* What you have to do *
Your task is to copy each line that has the word "RESOLUTION".

* Excerpted records *
----

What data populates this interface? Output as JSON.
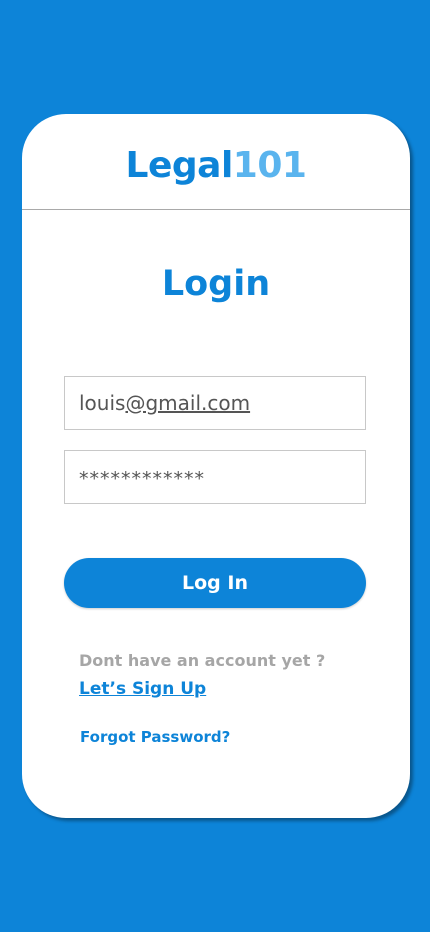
{
  "brand": {
    "part1": "Legal",
    "part2": "101"
  },
  "login": {
    "title": "Login",
    "email": {
      "prefix": "louis",
      "rest": "@gmail.com"
    },
    "password_masked": "************",
    "login_button": "Log In",
    "no_account_text": "Dont have an account yet ?",
    "signup_link": "Let’s Sign Up",
    "forgot_link": "Forgot Password?"
  },
  "colors": {
    "background": "#0d84d8",
    "brand_primary": "#0d84d8",
    "brand_secondary": "#5ab4ee",
    "muted_text": "#a6a6a6"
  }
}
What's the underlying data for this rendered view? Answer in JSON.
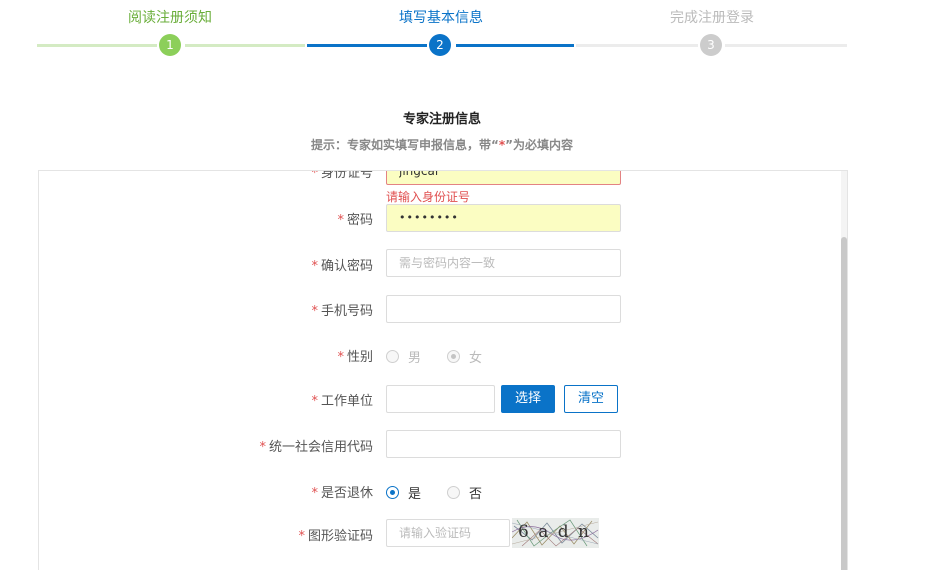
{
  "steps": [
    {
      "number": "1",
      "label": "阅读注册须知",
      "state": "done",
      "color": "#8ccf5a",
      "line_color": "#d4ebc3"
    },
    {
      "number": "2",
      "label": "填写基本信息",
      "state": "active",
      "color": "#0a73c8",
      "line_color": "#0a73c8"
    },
    {
      "number": "3",
      "label": "完成注册登录",
      "state": "pending",
      "color": "#cccccc",
      "line_color": "#ececec"
    }
  ],
  "header": {
    "title": "专家注册信息",
    "hint_prefix": "提示：专家如实填写申报信息，带",
    "hint_quote_open": "“",
    "hint_star": "*",
    "hint_quote_close": "”",
    "hint_suffix": "为必填内容"
  },
  "form": {
    "required_mark": "*",
    "id_number": {
      "label": "身份证号",
      "value": "jingcai",
      "error": "请输入身份证号"
    },
    "password": {
      "label": "密码",
      "value": "••••••••"
    },
    "confirm_password": {
      "label": "确认密码",
      "placeholder": "需与密码内容一致"
    },
    "phone": {
      "label": "手机号码",
      "value": ""
    },
    "gender": {
      "label": "性别",
      "options": [
        "男",
        "女"
      ],
      "selected": "女"
    },
    "work_unit": {
      "label": "工作单位",
      "value": "",
      "select_button": "选择",
      "clear_button": "清空"
    },
    "credit_code": {
      "label": "统一社会信用代码",
      "value": ""
    },
    "retired": {
      "label": "是否退休",
      "options": [
        "是",
        "否"
      ],
      "selected": "是"
    },
    "captcha": {
      "label": "图形验证码",
      "placeholder": "请输入验证码",
      "image_text": "6 a d n"
    }
  },
  "colors": {
    "primary": "#0a73c8",
    "required": "#e05050",
    "autofill": "#fbfdc2"
  }
}
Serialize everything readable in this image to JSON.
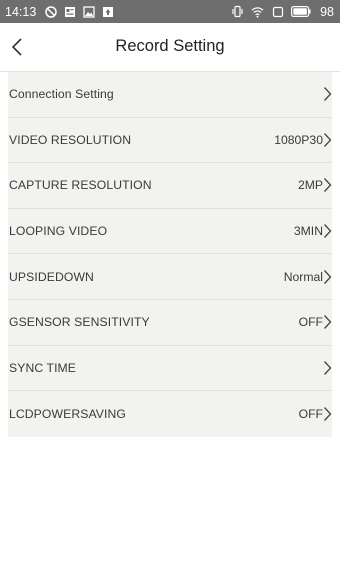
{
  "status_bar": {
    "time": "14:13",
    "battery_level": "98",
    "icons_left": [
      "no-disturb-icon",
      "news-notification-icon",
      "image-notification-icon",
      "download-notification-icon"
    ],
    "icons_right": [
      "vibrate-icon",
      "wifi-icon",
      "battery-outline-icon",
      "battery-icon"
    ]
  },
  "header": {
    "title": "Record Setting"
  },
  "settings": [
    {
      "label": "Connection Setting",
      "value": ""
    },
    {
      "label": "VIDEO RESOLUTION",
      "value": "1080P30"
    },
    {
      "label": "CAPTURE RESOLUTION",
      "value": "2MP"
    },
    {
      "label": "LOOPING VIDEO",
      "value": "3MIN"
    },
    {
      "label": "UPSIDEDOWN",
      "value": "Normal"
    },
    {
      "label": "GSENSOR SENSITIVITY",
      "value": "OFF"
    },
    {
      "label": "SYNC TIME",
      "value": ""
    },
    {
      "label": "LCDPOWERSAVING",
      "value": "OFF"
    }
  ],
  "colors": {
    "status_bar_bg": "#6e6e6e",
    "list_bg": "#f2f2ef",
    "text": "#3a3a3a"
  }
}
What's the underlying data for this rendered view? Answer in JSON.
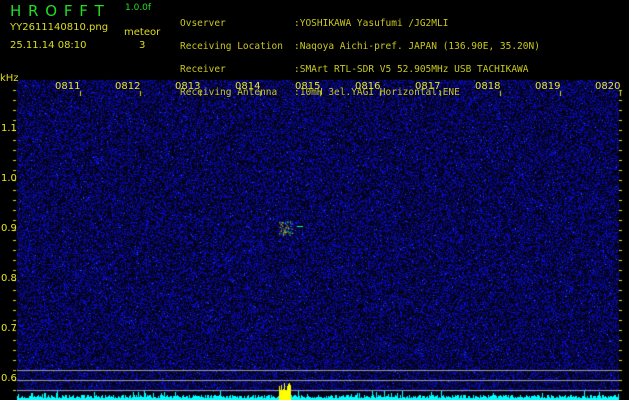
{
  "app": {
    "title": "H R O F F T",
    "version": "1.0.0f"
  },
  "file": {
    "name": "YY2611140810.png",
    "datetime": "25.11.14 08:10"
  },
  "meteor": {
    "label": "meteor",
    "count": "3"
  },
  "info": [
    {
      "label": "Ovserver",
      "value": ":YOSHIKAWA Yasufumi /JG2MLI"
    },
    {
      "label": "Receiving Location",
      "value": ":Naqoya Aichi-pref. JAPAN (136.90E, 35.20N)"
    },
    {
      "label": "Receiver",
      "value": ":SMArt RTL-SDR V5 52.905MHz USB TACHIKAWA"
    },
    {
      "label": "Receiving Antenna",
      "value": ":10mH 3el.YAGI Horizontal:ENE"
    }
  ],
  "axis": {
    "unit": "kHz",
    "x_labels": [
      "0811",
      "0812",
      "0813",
      "0814",
      "0815",
      "0816",
      "0817",
      "0818",
      "0819",
      "0820"
    ],
    "y_labels": [
      "1.1",
      "1.0",
      "0.9",
      "0.8",
      "0.7",
      "0.6"
    ]
  },
  "colors": {
    "bg": "#000000",
    "noise": "#1a1aa0",
    "text": "#dddd22",
    "title": "#22dd22",
    "spectrum": "#00ffff",
    "peak": "#ffff00"
  },
  "event": {
    "time_minute": "0815",
    "freq_khz": 0.9
  }
}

----

* Exercise result *
      "label": "VIDEO RESOLUTION",
      "label": "CAPTURE RESOLUTION",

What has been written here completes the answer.